◆ Aim of the task ◆
In the article about women's soccer in Latin America, who are the authors of the book "Futbolera: A History of Women and Sports in Latin America"?

◆ Extract ◆

--

Politics, Business & Culture in the Americas

A Century Later, Latin America’s Futboleras Are (Still) Fighting for Recognition

Reading Time: 3 minutesA new book traces the struggle for equality on the soccer pitch and beyond.
Reading Time: 3 minutes

Quality Sport Images/Getty

Reading Time: 3 minutes

BUENOS AIRES – Cafés and restaurants in Buenos Aires buzzed with debate. Op-eds and editorials in Argentine newspapers expressed alarm. Priests launched a campaign of opposition. It was 1928, and women were playing soccer. An article in a Chilean magazine at the time noted the sudden growth of the sport – and contemplated possible detrimental effects on society at large.

Nearly 100 years later, women’s role in sports remains a source of anger, argument and inspiration. While women continue to fight through discrimination to claim their place on the pitch, a portion of the spectator class views gender equality in sports as a sign of the apocalypse.

Futbolera: A History of Women and Sports in Latin America, by Brenda Elsey and Joshua Nadel, shows that this fight is nothing new, and indeed part of a broader, decades-old struggle against machista mores in the region. That these recurring battles have been repeatedly lost from memory is a sign of just how stout the opposition to women in sports in the region has been.

Women’s soccer in Latin America began almost simultaneously with the men’s game, but from the outset was “seen as violating the norms of respectable behavior,” Elsey and Nadel write. “As football became increasingly a part of national identities in the region, women faced greater exclusion.”

--

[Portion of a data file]

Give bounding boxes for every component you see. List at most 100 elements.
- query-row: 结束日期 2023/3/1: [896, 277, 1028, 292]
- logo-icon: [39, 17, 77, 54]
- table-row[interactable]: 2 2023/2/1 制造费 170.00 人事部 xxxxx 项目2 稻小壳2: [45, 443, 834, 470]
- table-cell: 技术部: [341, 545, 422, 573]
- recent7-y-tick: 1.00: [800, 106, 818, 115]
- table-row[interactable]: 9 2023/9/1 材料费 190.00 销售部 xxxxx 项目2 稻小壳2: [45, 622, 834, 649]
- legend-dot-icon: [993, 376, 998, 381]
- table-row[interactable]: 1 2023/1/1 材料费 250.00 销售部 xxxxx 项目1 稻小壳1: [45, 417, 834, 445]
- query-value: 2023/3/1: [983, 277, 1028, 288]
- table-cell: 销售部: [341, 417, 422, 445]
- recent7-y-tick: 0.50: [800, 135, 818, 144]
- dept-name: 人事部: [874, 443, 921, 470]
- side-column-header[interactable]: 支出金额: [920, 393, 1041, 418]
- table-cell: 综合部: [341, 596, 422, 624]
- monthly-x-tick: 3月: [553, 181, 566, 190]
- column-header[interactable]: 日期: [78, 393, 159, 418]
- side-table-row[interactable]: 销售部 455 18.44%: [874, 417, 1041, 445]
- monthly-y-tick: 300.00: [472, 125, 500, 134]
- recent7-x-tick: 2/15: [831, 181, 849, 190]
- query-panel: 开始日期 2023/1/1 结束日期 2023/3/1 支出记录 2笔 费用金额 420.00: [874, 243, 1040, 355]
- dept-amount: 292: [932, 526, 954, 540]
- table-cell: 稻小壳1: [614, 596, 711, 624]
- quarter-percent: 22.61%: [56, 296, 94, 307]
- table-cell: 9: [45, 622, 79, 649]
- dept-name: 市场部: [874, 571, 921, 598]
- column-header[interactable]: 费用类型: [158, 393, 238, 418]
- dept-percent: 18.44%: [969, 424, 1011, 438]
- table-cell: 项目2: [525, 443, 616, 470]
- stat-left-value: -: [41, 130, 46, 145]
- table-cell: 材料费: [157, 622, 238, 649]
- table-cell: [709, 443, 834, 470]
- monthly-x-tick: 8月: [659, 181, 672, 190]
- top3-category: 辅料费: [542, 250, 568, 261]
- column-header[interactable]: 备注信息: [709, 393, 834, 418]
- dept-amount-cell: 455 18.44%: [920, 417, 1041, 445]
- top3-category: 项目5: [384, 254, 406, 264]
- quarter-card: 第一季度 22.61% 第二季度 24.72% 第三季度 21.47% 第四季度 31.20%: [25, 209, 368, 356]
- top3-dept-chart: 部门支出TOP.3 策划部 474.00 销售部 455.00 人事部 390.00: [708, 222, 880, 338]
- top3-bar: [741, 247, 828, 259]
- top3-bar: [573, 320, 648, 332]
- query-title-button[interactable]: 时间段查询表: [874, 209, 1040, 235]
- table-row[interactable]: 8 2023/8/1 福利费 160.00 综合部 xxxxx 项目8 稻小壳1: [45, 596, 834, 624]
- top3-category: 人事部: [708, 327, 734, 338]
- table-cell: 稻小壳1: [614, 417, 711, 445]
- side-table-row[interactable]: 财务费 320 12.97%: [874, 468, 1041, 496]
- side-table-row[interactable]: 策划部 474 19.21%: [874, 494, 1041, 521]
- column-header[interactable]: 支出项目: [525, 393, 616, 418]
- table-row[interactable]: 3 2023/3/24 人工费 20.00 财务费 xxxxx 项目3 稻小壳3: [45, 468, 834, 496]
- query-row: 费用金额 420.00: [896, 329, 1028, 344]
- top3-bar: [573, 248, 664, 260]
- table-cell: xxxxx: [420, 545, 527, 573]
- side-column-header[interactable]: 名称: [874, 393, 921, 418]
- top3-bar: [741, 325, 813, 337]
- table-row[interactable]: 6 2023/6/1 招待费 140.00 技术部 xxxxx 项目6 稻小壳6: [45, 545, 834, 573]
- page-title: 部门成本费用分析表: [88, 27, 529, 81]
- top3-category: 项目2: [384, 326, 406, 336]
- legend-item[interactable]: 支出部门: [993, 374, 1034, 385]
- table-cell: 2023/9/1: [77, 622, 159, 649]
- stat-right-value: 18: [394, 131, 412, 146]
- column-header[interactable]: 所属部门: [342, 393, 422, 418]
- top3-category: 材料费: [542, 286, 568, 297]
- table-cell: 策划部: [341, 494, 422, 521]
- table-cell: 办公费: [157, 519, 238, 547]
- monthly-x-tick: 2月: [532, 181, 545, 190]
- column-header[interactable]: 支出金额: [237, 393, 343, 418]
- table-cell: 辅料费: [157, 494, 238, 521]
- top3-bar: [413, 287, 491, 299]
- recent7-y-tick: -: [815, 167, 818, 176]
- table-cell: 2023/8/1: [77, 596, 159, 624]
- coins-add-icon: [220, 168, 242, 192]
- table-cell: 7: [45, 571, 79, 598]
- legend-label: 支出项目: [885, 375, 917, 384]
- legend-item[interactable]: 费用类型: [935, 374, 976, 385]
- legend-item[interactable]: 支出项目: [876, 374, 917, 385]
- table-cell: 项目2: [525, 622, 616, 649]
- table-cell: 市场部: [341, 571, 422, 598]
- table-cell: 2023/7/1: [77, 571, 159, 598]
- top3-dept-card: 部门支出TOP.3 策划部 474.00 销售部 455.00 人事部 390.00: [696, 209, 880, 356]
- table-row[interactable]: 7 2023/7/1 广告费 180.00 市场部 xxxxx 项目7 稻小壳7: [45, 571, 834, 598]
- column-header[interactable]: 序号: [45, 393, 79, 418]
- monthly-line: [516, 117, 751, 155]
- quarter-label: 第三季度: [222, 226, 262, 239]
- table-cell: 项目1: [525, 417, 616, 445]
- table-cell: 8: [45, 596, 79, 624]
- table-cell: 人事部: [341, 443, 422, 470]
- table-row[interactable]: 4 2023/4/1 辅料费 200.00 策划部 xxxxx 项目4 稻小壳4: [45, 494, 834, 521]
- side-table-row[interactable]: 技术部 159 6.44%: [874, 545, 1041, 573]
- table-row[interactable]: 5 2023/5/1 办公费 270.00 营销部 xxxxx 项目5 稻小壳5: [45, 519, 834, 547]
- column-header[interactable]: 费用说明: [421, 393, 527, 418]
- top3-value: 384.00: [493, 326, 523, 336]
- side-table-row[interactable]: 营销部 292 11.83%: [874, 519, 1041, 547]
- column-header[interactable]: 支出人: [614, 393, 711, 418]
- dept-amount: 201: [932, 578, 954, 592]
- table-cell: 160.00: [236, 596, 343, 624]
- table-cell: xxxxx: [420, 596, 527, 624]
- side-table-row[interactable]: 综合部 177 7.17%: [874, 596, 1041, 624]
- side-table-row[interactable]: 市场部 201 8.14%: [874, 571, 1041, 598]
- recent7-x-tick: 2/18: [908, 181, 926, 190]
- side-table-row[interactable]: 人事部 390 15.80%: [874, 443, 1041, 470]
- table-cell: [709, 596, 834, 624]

--

◆ Task solution ◆
Brenda Elsey and Joshua Nadel